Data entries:
════

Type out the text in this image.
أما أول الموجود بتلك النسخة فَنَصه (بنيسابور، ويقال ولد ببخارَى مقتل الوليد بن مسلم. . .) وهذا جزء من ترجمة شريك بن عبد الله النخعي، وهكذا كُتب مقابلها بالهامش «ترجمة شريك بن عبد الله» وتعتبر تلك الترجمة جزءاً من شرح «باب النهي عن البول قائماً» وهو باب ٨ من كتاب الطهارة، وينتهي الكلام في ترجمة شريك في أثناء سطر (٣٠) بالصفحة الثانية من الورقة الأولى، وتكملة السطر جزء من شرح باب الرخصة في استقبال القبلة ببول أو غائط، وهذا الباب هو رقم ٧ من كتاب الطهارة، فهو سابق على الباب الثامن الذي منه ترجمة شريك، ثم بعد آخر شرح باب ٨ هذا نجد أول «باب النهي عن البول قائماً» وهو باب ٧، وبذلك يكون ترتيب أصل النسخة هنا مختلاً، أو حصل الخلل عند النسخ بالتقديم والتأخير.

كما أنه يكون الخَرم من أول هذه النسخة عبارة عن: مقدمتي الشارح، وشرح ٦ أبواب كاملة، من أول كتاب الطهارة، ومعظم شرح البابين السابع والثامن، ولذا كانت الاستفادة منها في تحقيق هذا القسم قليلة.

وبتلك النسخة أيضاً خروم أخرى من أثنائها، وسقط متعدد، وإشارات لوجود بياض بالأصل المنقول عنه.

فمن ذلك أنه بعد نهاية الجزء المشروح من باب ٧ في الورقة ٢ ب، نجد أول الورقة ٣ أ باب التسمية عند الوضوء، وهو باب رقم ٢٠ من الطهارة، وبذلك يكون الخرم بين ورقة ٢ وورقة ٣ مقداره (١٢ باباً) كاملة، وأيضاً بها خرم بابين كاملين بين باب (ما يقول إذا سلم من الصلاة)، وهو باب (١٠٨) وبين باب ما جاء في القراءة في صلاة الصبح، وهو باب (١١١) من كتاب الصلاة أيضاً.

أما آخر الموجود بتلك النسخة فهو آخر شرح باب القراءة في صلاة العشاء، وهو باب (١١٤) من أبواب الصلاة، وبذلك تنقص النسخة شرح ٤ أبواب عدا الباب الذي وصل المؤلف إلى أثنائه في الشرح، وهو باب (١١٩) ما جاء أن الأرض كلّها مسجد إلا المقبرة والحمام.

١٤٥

════

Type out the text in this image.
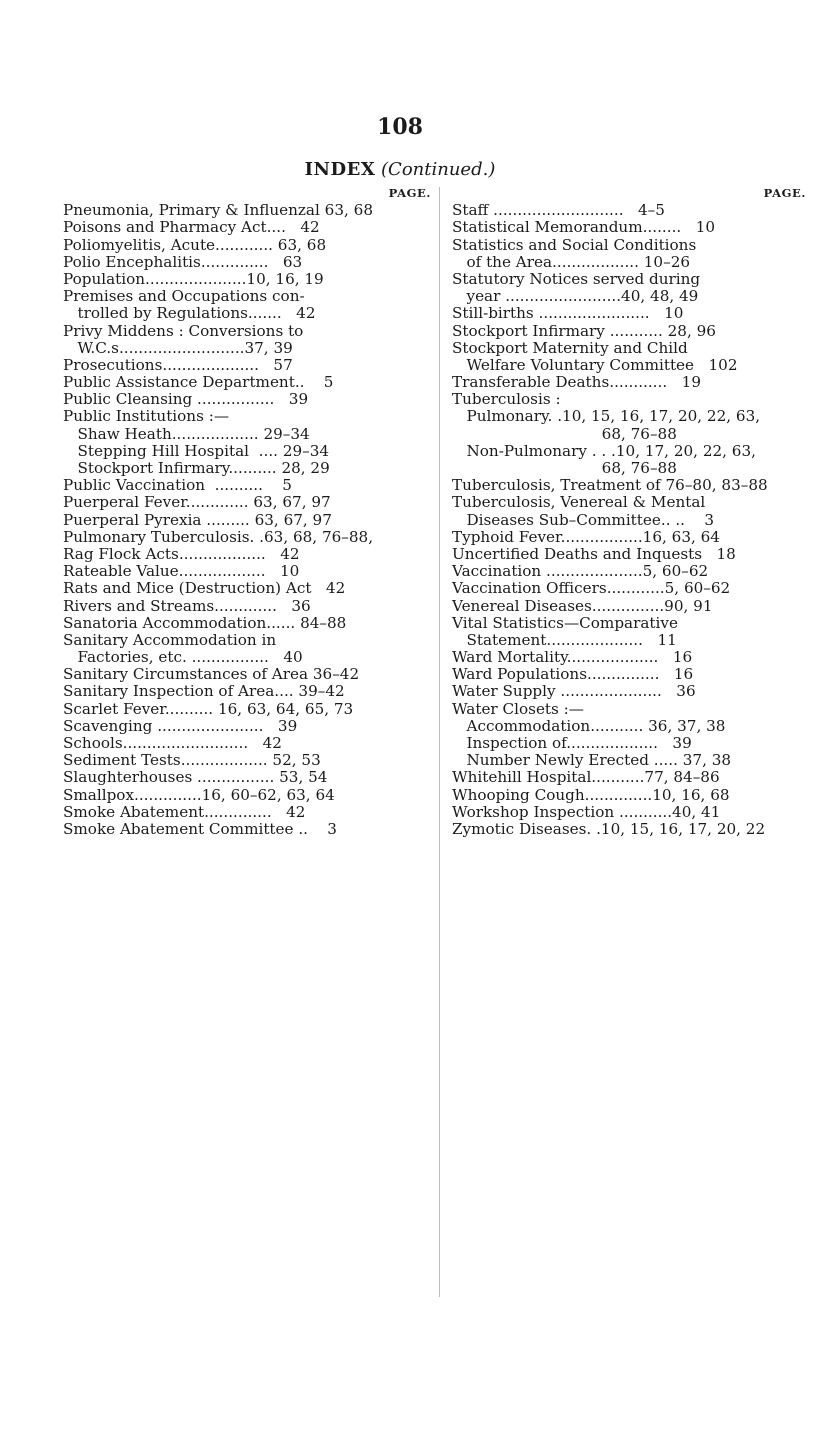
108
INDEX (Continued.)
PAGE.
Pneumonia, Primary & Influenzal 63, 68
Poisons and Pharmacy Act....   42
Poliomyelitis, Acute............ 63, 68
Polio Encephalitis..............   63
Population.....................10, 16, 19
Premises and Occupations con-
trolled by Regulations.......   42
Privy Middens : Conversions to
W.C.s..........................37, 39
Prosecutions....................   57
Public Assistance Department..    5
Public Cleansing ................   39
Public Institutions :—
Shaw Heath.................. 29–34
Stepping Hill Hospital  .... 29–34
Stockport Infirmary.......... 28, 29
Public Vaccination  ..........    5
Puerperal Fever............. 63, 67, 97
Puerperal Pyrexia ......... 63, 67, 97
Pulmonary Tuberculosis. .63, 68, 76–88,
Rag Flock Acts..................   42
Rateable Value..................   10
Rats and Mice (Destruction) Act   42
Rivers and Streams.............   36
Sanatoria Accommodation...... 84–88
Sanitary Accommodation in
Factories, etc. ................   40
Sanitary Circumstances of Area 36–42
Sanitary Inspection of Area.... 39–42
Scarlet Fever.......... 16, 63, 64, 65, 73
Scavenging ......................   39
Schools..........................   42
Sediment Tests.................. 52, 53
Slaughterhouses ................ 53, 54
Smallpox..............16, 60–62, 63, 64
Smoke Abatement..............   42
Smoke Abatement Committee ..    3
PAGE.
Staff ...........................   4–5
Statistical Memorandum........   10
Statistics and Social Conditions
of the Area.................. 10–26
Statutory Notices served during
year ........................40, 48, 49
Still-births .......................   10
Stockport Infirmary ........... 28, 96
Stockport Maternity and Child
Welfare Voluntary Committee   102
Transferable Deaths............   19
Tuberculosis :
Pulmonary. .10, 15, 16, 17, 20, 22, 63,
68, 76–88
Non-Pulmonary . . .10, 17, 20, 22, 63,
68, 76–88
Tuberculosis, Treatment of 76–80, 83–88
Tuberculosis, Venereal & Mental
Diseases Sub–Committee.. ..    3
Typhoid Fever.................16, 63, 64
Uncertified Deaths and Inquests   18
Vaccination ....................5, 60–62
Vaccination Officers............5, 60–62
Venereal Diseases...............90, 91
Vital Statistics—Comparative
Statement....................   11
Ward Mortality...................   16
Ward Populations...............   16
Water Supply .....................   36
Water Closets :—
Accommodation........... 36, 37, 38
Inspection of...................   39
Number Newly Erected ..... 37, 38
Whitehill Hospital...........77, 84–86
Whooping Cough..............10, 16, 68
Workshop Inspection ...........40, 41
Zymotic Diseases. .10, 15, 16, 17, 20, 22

════

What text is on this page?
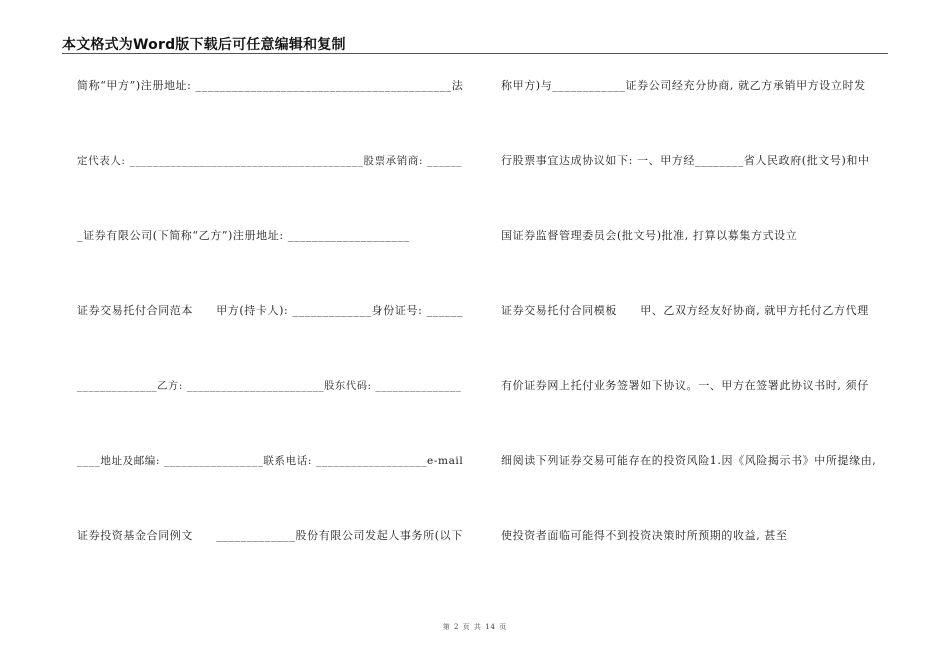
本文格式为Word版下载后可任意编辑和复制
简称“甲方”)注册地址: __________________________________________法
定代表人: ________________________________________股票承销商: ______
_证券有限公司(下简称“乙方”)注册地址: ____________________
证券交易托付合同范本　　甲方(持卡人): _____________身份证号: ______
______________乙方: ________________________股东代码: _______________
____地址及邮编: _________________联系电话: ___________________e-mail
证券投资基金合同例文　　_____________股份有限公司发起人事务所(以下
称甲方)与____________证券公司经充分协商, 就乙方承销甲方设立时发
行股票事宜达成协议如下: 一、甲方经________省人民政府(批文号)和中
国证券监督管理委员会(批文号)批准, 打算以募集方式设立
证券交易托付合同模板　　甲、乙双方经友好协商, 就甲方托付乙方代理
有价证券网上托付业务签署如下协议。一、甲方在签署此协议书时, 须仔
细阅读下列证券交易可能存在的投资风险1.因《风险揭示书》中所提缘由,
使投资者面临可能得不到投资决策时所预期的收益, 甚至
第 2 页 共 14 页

════

**Problem description**
Across the data above, how many lines include the word "Public"? Give only the count.

**Exercise result**
4